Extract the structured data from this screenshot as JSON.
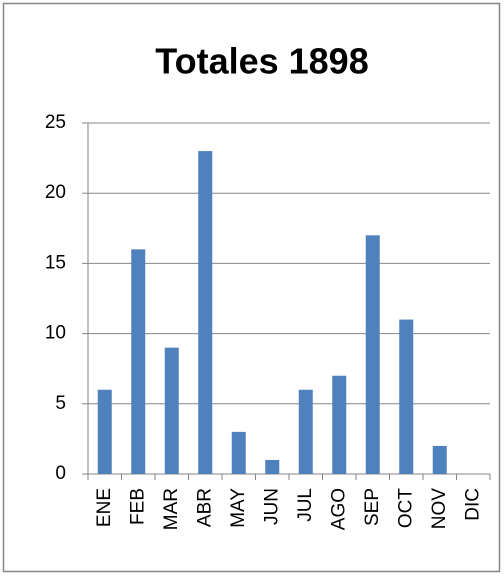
{
  "chart_data": {
    "type": "bar",
    "title": "Totales 1898",
    "categories": [
      "ENE",
      "FEB",
      "MAR",
      "ABR",
      "MAY",
      "JUN",
      "JUL",
      "AGO",
      "SEP",
      "OCT",
      "NOV",
      "DIC"
    ],
    "values": [
      6,
      16,
      9,
      23,
      3,
      1,
      6,
      7,
      17,
      11,
      2,
      0
    ],
    "color": "#4f81bd",
    "ylim": [
      0,
      25
    ],
    "yticks": [
      0,
      5,
      10,
      15,
      20,
      25
    ],
    "grid": true
  }
}
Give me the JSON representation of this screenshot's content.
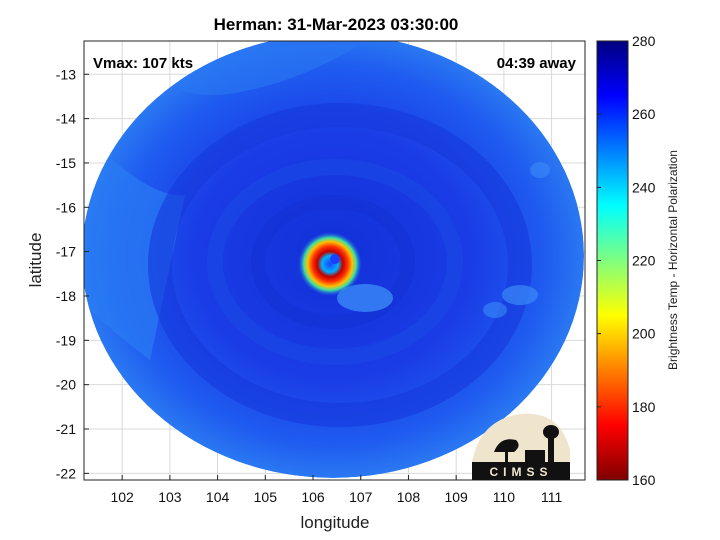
{
  "chart_data": {
    "type": "heatmap",
    "title": "Herman: 31-Mar-2023 03:30:00",
    "xlabel": "longitude",
    "ylabel": "latitude",
    "xlim": [
      101.2,
      111.7
    ],
    "ylim": [
      -22.15,
      -12.25
    ],
    "x_ticks": [
      "102",
      "103",
      "104",
      "105",
      "106",
      "107",
      "108",
      "109",
      "110",
      "111"
    ],
    "y_ticks": [
      "-13",
      "-14",
      "-15",
      "-16",
      "-17",
      "-18",
      "-19",
      "-20",
      "-21",
      "-22"
    ],
    "grid": true,
    "annotations": {
      "left": "Vmax: 107 kts",
      "right": "04:39 away"
    },
    "storm_center": {
      "lon": 106.5,
      "lat": -17.15
    },
    "colorbar": {
      "label": "Brightness Temp - Horizontal Polarization",
      "min": 160,
      "max": 280,
      "ticks": [
        "280",
        "260",
        "240",
        "220",
        "200",
        "180",
        "160"
      ],
      "colormap": [
        "#7f0000",
        "#ff0000",
        "#ff7f00",
        "#ffff00",
        "#7fff7f",
        "#00ffff",
        "#007fff",
        "#0000ff",
        "#00007f"
      ]
    },
    "logo_text": "CIMSS"
  }
}
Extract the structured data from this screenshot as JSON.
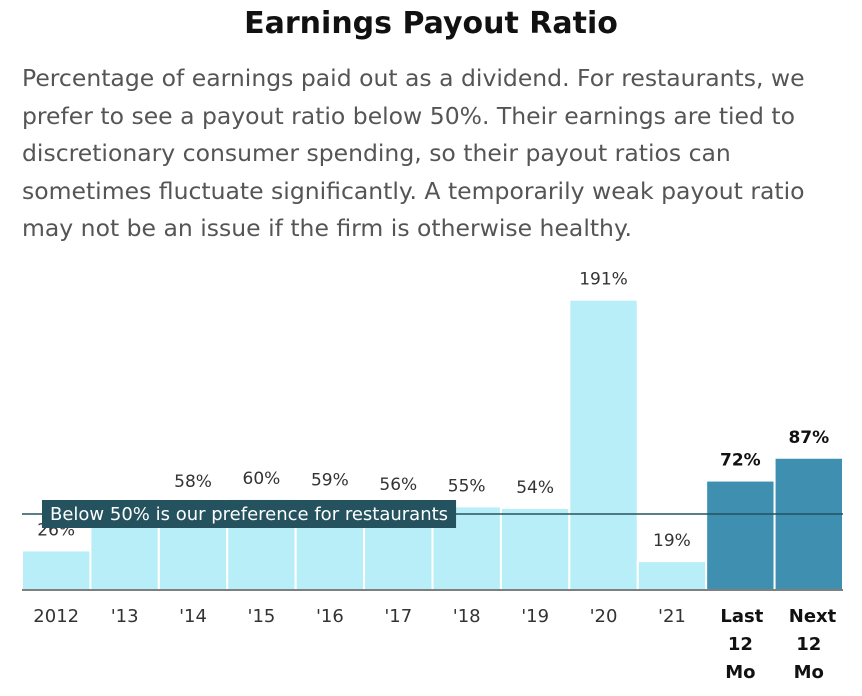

==================================================

**Required work:** All of the records need repeating exactly, except for the pictures.

**Answer to the task:**
Extract the structured data from this screenshot as JSON.
{
  "chart_data": {
    "type": "bar",
    "title": "Totales 1898",
    "categories": [
      "ENE",
      "FEB",
      "MAR",
      "ABR",
      "MAY",
      "JUN",
      "JUL",
      "AGO",
      "SEP",
      "OCT",
      "NOV",
      "DIC"
    ],
    "values": [
      6,
      16,
      9,
      23,
      3,
      1,
      6,
      7,
      17,
      11,
      2,
      0
    ],
    "color": "#4f81bd",
    "ylim": [
      0,
      25
    ],
    "yticks": [
      0,
      5,
      10,
      15,
      20,
      25
    ],
    "grid": true
  }
}
Give me the JSON representation of this screenshot's content.
{
  "chart_data": {
    "type": "heatmap",
    "title": "Herman: 31-Mar-2023 03:30:00",
    "xlabel": "longitude",
    "ylabel": "latitude",
    "xlim": [
      101.2,
      111.7
    ],
    "ylim": [
      -22.15,
      -12.25
    ],
    "x_ticks": [
      "102",
      "103",
      "104",
      "105",
      "106",
      "107",
      "108",
      "109",
      "110",
      "111"
    ],
    "y_ticks": [
      "-13",
      "-14",
      "-15",
      "-16",
      "-17",
      "-18",
      "-19",
      "-20",
      "-21",
      "-22"
    ],
    "grid": true,
    "annotations": {
      "left": "Vmax: 107 kts",
      "right": "04:39 away"
    },
    "storm_center": {
      "lon": 106.5,
      "lat": -17.15
    },
    "colorbar": {
      "label": "Brightness Temp - Horizontal Polarization",
      "min": 160,
      "max": 280,
      "ticks": [
        "280",
        "260",
        "240",
        "220",
        "200",
        "180",
        "160"
      ],
      "colormap": [
        "#7f0000",
        "#ff0000",
        "#ff7f00",
        "#ffff00",
        "#7fff7f",
        "#00ffff",
        "#007fff",
        "#0000ff",
        "#00007f"
      ]
    },
    "logo_text": "CIMSS"
  }
}
Extract the structured data from this screenshot as JSON.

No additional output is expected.